What you should do:
Check each line below for the word "心理宣泄室" and give the number of lines that have it, nothing more.
"""
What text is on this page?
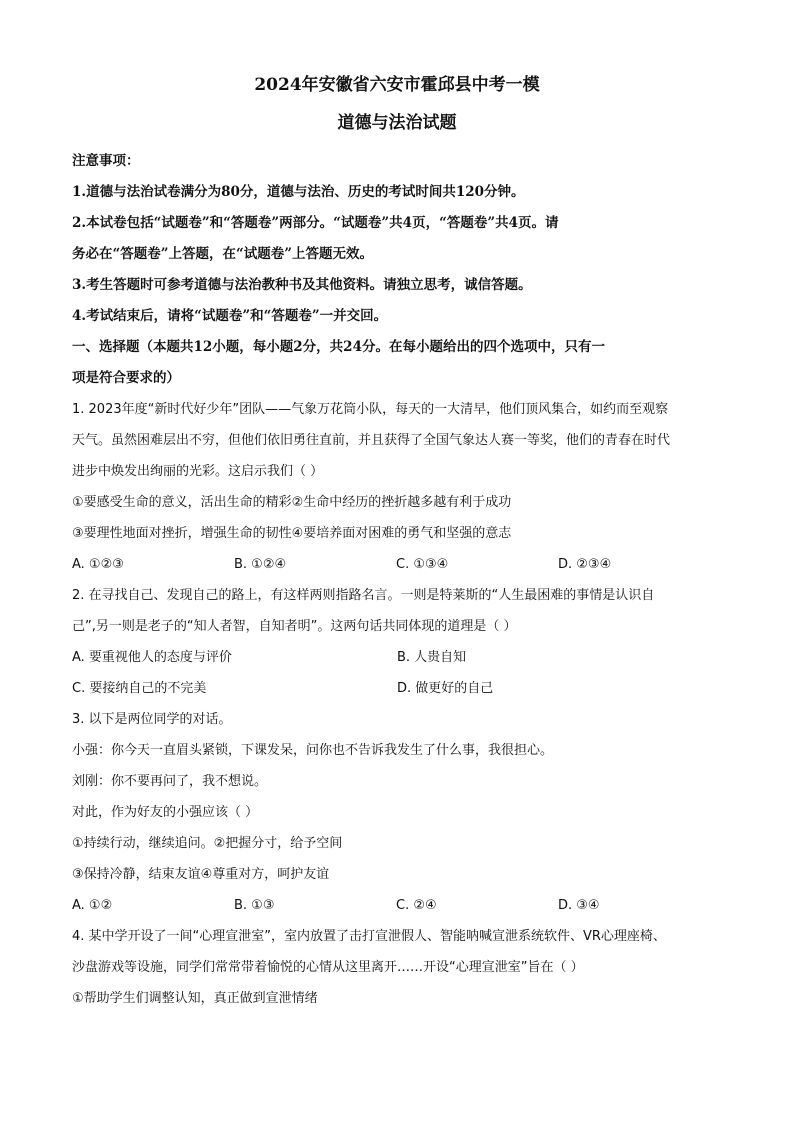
2024年安徽省六安市霍邱县中考一模

道德与法治试题

注意事项：

1.道德与法治试卷满分为80分，道德与法治、历史的考试时间共120分钟。

2.本试卷包括“试题卷”和“答题卷”两部分。“试题卷”共4页，“答题卷”共4页。请

务必在“答题卷”上答题，在“试题卷”上答题无效。

3.考生答题时可参考道德与法治教种书及其他资料。请独立思考，诚信答题。

4.考试结束后，请将“试题卷”和“答题卷”一并交回。

一、选择题（本题共12小题，每小题2分，共24分。在每小题给出的四个选项中，只有一

项是符合要求的）

1. 2023年度“新时代好少年”团队——气象万花筒小队，每天的一大清早，他们顶风集合，如约而至观察

天气。虽然困难层出不穷，但他们依旧勇往直前，并且获得了全国气象达人赛一等奖，他们的青春在时代

进步中焕发出绚丽的光彩。这启示我们（ ）

①要感受生命的意义，活出生命的精彩②生命中经历的挫折越多越有利于成功

③要理性地面对挫折，增强生命的韧性④要培养面对困难的勇气和坚强的意志

A. ①②③	B. ①②④	C. ①③④	D. ②③④

2. 在寻找自己、发现自己的路上，有这样两则指路名言。一则是特莱斯的“人生最困难的事情是认识自

己”,另一则是老子的“知人者智，自知者明”。这两句话共同体现的道理是（ ）

A. 要重视他人的态度与评价	B. 人贵自知
C. 要接纳自己的不完美	D. 做更好的自己

3. 以下是两位同学的对话。

小强：你今天一直眉头紧锁，下课发呆，问你也不告诉我发生了什么事，我很担心。

刘刚：你不要再问了，我不想说。

对此，作为好友的小强应该（ ）

①持续行动，继续追问。②把握分寸，给予空间

③保持冷静，结束友谊④尊重对方，呵护友谊

A. ①②	B. ①③	C. ②④	D. ③④

4. 某中学开设了一间“心理宣泄室”，室内放置了击打宣泄假人、智能呐喊宣泄系统软件、VR心理座椅、

沙盘游戏等设施，同学们常常带着愉悦的心情从这里离开……开设“心理宣泄室”旨在（ ）

①帮助学生们调整认知，真正做到宣泄情绪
"""
Final result:
2